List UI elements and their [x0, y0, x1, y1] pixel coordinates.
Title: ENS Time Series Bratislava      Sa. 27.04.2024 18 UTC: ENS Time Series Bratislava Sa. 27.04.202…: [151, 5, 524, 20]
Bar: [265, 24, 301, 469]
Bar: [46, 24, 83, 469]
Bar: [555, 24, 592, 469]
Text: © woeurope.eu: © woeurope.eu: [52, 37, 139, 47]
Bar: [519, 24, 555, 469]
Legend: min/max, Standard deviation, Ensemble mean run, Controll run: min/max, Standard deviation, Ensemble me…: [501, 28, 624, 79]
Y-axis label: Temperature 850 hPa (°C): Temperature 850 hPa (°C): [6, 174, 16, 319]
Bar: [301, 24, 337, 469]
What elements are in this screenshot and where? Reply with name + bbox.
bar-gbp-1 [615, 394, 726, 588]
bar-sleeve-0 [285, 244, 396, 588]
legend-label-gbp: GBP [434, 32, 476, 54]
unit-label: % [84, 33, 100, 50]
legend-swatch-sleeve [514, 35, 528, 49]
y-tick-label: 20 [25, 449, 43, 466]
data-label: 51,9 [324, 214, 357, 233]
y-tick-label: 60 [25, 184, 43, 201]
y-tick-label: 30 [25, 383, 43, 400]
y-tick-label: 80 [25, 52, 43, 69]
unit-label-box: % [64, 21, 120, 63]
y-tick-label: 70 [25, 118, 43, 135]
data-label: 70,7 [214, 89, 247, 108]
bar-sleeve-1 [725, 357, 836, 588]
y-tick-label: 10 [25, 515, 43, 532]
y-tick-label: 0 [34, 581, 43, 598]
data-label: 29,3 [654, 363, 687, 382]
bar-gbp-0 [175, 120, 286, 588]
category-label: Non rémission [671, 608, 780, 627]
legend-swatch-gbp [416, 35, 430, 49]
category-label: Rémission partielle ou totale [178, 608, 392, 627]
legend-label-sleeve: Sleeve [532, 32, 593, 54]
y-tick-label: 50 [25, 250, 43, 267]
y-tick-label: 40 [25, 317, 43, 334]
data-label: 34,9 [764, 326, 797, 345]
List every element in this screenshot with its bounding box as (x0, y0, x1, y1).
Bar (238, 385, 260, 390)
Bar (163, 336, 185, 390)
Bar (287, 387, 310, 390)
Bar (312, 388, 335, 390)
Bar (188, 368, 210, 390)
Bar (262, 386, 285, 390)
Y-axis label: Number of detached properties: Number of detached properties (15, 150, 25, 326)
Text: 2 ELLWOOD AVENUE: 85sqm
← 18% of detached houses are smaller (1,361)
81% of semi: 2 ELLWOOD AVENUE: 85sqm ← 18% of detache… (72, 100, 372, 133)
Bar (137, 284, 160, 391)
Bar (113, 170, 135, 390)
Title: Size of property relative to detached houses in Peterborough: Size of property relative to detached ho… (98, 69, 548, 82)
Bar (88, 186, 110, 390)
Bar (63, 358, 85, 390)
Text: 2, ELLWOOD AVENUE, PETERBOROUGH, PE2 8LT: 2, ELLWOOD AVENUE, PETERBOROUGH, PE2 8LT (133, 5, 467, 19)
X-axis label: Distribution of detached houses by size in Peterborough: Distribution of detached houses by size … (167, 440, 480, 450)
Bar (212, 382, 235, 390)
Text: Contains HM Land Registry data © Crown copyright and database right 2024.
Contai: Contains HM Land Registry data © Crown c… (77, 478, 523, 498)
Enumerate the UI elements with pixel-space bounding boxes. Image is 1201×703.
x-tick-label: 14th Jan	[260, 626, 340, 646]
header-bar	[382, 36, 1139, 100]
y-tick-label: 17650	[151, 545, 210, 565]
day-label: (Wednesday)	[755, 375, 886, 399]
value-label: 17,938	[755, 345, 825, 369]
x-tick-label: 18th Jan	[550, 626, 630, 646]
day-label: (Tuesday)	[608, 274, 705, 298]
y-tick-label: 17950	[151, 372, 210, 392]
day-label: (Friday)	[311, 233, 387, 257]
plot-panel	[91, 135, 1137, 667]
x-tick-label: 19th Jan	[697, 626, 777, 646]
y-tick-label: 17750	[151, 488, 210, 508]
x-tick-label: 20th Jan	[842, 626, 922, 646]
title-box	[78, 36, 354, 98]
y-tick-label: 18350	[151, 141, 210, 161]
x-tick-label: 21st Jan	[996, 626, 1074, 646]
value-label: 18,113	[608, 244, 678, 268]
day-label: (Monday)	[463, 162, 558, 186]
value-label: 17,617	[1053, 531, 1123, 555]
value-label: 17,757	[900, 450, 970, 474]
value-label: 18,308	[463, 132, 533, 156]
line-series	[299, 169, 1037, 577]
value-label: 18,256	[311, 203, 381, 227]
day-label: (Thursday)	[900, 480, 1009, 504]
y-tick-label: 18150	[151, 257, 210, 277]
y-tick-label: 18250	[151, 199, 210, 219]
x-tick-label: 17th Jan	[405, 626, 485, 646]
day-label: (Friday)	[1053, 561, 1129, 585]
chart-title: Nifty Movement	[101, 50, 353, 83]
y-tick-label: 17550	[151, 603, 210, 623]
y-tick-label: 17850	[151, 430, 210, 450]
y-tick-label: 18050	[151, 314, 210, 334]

**Job**
Please copy the lines above, changing "y-tick-label" to "y-axis-tick" wherever it occurs and keeping everything else the same.

**Response**
List UI elements and their [x0, y0, x1, y1] pixel coordinates.
Title: ENS Time Series Bratislava      Sa. 27.04.2024 18 UTC: ENS Time Series Bratislava Sa. 27.04.202…: [151, 5, 524, 20]
Bar: [265, 24, 301, 469]
Bar: [46, 24, 83, 469]
Bar: [555, 24, 592, 469]
Text: © woeurope.eu: © woeurope.eu: [52, 37, 139, 47]
Bar: [519, 24, 555, 469]
Legend: min/max, Standard deviation, Ensemble mean run, Controll run: min/max, Standard deviation, Ensemble me…: [501, 28, 624, 79]
Y-axis label: Temperature 850 hPa (°C): Temperature 850 hPa (°C): [6, 174, 16, 319]
Bar: [301, 24, 337, 469]
What elements are in this screenshot and where? Reply with name + bbox.
bar-gbp-1 [615, 394, 726, 588]
bar-sleeve-0 [285, 244, 396, 588]
legend-label-gbp: GBP [434, 32, 476, 54]
unit-label: % [84, 33, 100, 50]
legend-swatch-sleeve [514, 35, 528, 49]
y-axis-tick: 20 [25, 449, 43, 466]
data-label: 51,9 [324, 214, 357, 233]
y-axis-tick: 60 [25, 184, 43, 201]
y-axis-tick: 30 [25, 383, 43, 400]
y-axis-tick: 80 [25, 52, 43, 69]
unit-label-box: % [64, 21, 120, 63]
y-axis-tick: 70 [25, 118, 43, 135]
data-label: 70,7 [214, 89, 247, 108]
bar-sleeve-1 [725, 357, 836, 588]
y-axis-tick: 10 [25, 515, 43, 532]
y-axis-tick: 0 [34, 581, 43, 598]
data-label: 29,3 [654, 363, 687, 382]
bar-gbp-0 [175, 120, 286, 588]
category-label: Non rémission [671, 608, 780, 627]
legend-swatch-gbp [416, 35, 430, 49]
category-label: Rémission partielle ou totale [178, 608, 392, 627]
legend-label-sleeve: Sleeve [532, 32, 593, 54]
y-axis-tick: 50 [25, 250, 43, 267]
y-axis-tick: 40 [25, 317, 43, 334]
data-label: 34,9 [764, 326, 797, 345]
List every element in this screenshot with its bounding box as (x0, y0, x1, y1).
Bar (238, 385, 260, 390)
Bar (163, 336, 185, 390)
Bar (287, 387, 310, 390)
Bar (312, 388, 335, 390)
Bar (188, 368, 210, 390)
Bar (262, 386, 285, 390)
Y-axis label: Number of detached properties: Number of detached properties (15, 150, 25, 326)
Text: 2 ELLWOOD AVENUE: 85sqm
← 18% of detached houses are smaller (1,361)
81% of semi: 2 ELLWOOD AVENUE: 85sqm ← 18% of detache… (72, 100, 372, 133)
Bar (137, 284, 160, 391)
Bar (113, 170, 135, 390)
Title: Size of property relative to detached houses in Peterborough: Size of property relative to detached ho… (98, 69, 548, 82)
Bar (88, 186, 110, 390)
Bar (63, 358, 85, 390)
Text: 2, ELLWOOD AVENUE, PETERBOROUGH, PE2 8LT: 2, ELLWOOD AVENUE, PETERBOROUGH, PE2 8LT (133, 5, 467, 19)
X-axis label: Distribution of detached houses by size in Peterborough: Distribution of detached houses by size … (167, 440, 480, 450)
Bar (212, 382, 235, 390)
Text: Contains HM Land Registry data © Crown copyright and database right 2024.
Contai: Contains HM Land Registry data © Crown c… (77, 478, 523, 498)
Enumerate the UI elements with pixel-space bounding boxes. Image is 1201×703.
x-tick-label: 14th Jan	[260, 626, 340, 646]
header-bar	[382, 36, 1139, 100]
y-axis-tick: 17650	[151, 545, 210, 565]
day-label: (Wednesday)	[755, 375, 886, 399]
value-label: 17,938	[755, 345, 825, 369]
x-tick-label: 18th Jan	[550, 626, 630, 646]
day-label: (Tuesday)	[608, 274, 705, 298]
y-axis-tick: 17950	[151, 372, 210, 392]
day-label: (Friday)	[311, 233, 387, 257]
plot-panel	[91, 135, 1137, 667]
x-tick-label: 19th Jan	[697, 626, 777, 646]
y-axis-tick: 17750	[151, 488, 210, 508]
x-tick-label: 20th Jan	[842, 626, 922, 646]
title-box	[78, 36, 354, 98]
y-axis-tick: 18350	[151, 141, 210, 161]
x-tick-label: 21st Jan	[996, 626, 1074, 646]
value-label: 18,113	[608, 244, 678, 268]
day-label: (Monday)	[463, 162, 558, 186]
value-label: 17,617	[1053, 531, 1123, 555]
value-label: 17,757	[900, 450, 970, 474]
value-label: 18,308	[463, 132, 533, 156]
line-series	[299, 169, 1037, 577]
value-label: 18,256	[311, 203, 381, 227]
day-label: (Thursday)	[900, 480, 1009, 504]
y-axis-tick: 18150	[151, 257, 210, 277]
y-axis-tick: 18250	[151, 199, 210, 219]
x-tick-label: 17th Jan	[405, 626, 485, 646]
day-label: (Friday)	[1053, 561, 1129, 585]
chart-title: Nifty Movement	[101, 50, 353, 83]
y-axis-tick: 17550	[151, 603, 210, 623]
y-axis-tick: 17850	[151, 430, 210, 450]
y-axis-tick: 18050	[151, 314, 210, 334]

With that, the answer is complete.